§ SET PROBLEM
Your task is to transcribe the data in full.

§ INPUT ROWS
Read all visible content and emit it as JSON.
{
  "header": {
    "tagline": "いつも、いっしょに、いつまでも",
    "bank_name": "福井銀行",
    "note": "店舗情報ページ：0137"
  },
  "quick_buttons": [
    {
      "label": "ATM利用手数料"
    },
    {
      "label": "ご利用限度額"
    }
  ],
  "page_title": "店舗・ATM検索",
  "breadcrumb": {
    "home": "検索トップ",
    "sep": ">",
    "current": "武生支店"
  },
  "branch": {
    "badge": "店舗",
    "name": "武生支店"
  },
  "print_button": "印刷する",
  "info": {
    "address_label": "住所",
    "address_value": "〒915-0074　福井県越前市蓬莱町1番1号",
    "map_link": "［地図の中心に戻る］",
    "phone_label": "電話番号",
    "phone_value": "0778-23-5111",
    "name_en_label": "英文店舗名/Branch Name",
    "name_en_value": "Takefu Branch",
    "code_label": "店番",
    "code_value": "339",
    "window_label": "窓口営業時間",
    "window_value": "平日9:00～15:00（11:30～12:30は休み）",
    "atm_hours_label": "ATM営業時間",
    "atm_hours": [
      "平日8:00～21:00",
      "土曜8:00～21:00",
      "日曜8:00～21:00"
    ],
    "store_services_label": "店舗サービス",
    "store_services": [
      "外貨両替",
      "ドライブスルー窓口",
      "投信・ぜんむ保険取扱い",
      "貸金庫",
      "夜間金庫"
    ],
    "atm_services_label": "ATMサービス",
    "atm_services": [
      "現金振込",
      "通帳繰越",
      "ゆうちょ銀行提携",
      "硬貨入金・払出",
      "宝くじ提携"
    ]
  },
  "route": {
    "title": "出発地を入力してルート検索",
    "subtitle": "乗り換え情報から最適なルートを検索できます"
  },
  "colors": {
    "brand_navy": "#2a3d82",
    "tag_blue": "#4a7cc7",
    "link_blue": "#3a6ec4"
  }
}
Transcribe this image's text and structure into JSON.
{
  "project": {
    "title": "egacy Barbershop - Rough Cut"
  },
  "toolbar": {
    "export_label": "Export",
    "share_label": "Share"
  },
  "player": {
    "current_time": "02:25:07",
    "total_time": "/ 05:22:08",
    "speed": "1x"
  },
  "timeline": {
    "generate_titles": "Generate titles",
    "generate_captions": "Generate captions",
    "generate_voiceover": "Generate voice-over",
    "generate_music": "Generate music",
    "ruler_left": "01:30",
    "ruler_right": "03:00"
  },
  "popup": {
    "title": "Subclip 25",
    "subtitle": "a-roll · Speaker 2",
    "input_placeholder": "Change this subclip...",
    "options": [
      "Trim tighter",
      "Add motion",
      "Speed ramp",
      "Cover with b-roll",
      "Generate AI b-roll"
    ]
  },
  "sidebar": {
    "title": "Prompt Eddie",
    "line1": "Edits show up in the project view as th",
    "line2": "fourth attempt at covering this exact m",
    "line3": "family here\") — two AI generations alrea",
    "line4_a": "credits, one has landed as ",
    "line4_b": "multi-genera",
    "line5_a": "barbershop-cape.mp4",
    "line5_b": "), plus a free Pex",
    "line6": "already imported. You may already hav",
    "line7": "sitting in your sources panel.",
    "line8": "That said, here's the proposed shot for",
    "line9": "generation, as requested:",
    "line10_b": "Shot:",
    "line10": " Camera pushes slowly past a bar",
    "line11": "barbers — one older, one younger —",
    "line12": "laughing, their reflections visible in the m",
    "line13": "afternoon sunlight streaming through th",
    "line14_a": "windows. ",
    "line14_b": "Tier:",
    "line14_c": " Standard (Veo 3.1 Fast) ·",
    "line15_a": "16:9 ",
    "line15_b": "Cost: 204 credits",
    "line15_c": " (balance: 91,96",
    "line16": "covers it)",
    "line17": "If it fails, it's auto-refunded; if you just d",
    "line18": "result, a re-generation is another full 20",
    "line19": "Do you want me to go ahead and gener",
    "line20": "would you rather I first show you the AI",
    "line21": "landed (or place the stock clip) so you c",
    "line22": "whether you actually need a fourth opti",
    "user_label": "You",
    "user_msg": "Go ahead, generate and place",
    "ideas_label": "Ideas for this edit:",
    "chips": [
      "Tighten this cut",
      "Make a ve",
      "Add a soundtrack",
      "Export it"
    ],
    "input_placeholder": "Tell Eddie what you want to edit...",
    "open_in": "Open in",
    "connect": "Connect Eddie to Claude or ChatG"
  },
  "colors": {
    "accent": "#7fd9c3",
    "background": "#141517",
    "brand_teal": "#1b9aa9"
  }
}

§ EXPECTED ANSWER
Read all visible content and emit it as JSON.
{
  "header": {
    "tagline": "いつも、いっしょに、いつまでも",
    "bank_name": "福井銀行",
    "note": "店舗情報ページ：0137"
  },
  "quick_buttons": [
    {
      "label": "ATM利用手数料"
    },
    {
      "label": "ご利用限度額"
    }
  ],
  "page_title": "店舗・ATM検索",
  "breadcrumb": {
    "home": "検索トップ",
    "sep": ">",
    "current": "武生支店"
  },
  "branch": {
    "badge": "店舗",
    "name": "武生支店"
  },
  "print_button": "印刷する",
  "info": {
    "address_label": "住所",
    "address_value": "〒915-0074　福井県越前市蓬莱町1番1号",
    "map_link": "［地図の中心に戻る］",
    "phone_label": "電話番号",
    "phone_value": "0778-23-5111",
    "name_en_label": "英文店舗名/Branch Name",
    "name_en_value": "Takefu Branch",
    "code_label": "店番",
    "code_value": "339",
    "window_label": "窓口営業時間",
    "window_value": "平日9:00～15:00（11:30～12:30は休み）",
    "atm_hours_label": "ATM営業時間",
    "atm_hours": [
      "平日8:00～21:00",
      "土曜8:00～21:00",
      "日曜8:00～21:00"
    ],
    "store_services_label": "店舗サービス",
    "store_services": [
      "外貨両替",
      "ドライブスルー窓口",
      "投信・ぜんむ保険取扱い",
      "貸金庫",
      "夜間金庫"
    ],
    "atm_services_label": "ATMサービス",
    "atm_services": [
      "現金振込",
      "通帳繰越",
      "ゆうちょ銀行提携",
      "硬貨入金・払出",
      "宝くじ提携"
    ]
  },
  "route": {
    "title": "出発地を入力してルート検索",
    "subtitle": "乗り換え情報から最適なルートを検索できます"
  },
  "colors": {
    "brand_navy": "#2a3d82",
    "tag_blue": "#4a7cc7",
    "link_blue": "#3a6ec4"
  }
}
Transcribe this image's text and structure into JSON.
{
  "project": {
    "title": "egacy Barbershop - Rough Cut"
  },
  "toolbar": {
    "export_label": "Export",
    "share_label": "Share"
  },
  "player": {
    "current_time": "02:25:07",
    "total_time": "/ 05:22:08",
    "speed": "1x"
  },
  "timeline": {
    "generate_titles": "Generate titles",
    "generate_captions": "Generate captions",
    "generate_voiceover": "Generate voice-over",
    "generate_music": "Generate music",
    "ruler_left": "01:30",
    "ruler_right": "03:00"
  },
  "popup": {
    "title": "Subclip 25",
    "subtitle": "a-roll · Speaker 2",
    "input_placeholder": "Change this subclip...",
    "options": [
      "Trim tighter",
      "Add motion",
      "Speed ramp",
      "Cover with b-roll",
      "Generate AI b-roll"
    ]
  },
  "sidebar": {
    "title": "Prompt Eddie",
    "line1": "Edits show up in the project view as th",
    "line2": "fourth attempt at covering this exact m",
    "line3": "family here\") — two AI generations alrea",
    "line4_a": "credits, one has landed as ",
    "line4_b": "multi-genera",
    "line5_a": "barbershop-cape.mp4",
    "line5_b": "), plus a free Pex",
    "line6": "already imported. You may already hav",
    "line7": "sitting in your sources panel.",
    "line8": "That said, here's the proposed shot for",
    "line9": "generation, as requested:",
    "line10_b": "Shot:",
    "line10": " Camera pushes slowly past a bar",
    "line11": "barbers — one older, one younger —",
    "line12": "laughing, their reflections visible in the m",
    "line13": "afternoon sunlight streaming through th",
    "line14_a": "windows. ",
    "line14_b": "Tier:",
    "line14_c": " Standard (Veo 3.1 Fast) ·",
    "line15_a": "16:9 ",
    "line15_b": "Cost: 204 credits",
    "line15_c": " (balance: 91,96",
    "line16": "covers it)",
    "line17": "If it fails, it's auto-refunded; if you just d",
    "line18": "result, a re-generation is another full 20",
    "line19": "Do you want me to go ahead and gener",
    "line20": "would you rather I first show you the AI",
    "line21": "landed (or place the stock clip) so you c",
    "line22": "whether you actually need a fourth opti",
    "user_label": "You",
    "user_msg": "Go ahead, generate and place",
    "ideas_label": "Ideas for this edit:",
    "chips": [
      "Tighten this cut",
      "Make a ve",
      "Add a soundtrack",
      "Export it"
    ],
    "input_placeholder": "Tell Eddie what you want to edit...",
    "open_in": "Open in",
    "connect": "Connect Eddie to Claude or ChatG"
  },
  "colors": {
    "accent": "#7fd9c3",
    "background": "#141517",
    "brand_teal": "#1b9aa9"
  }
}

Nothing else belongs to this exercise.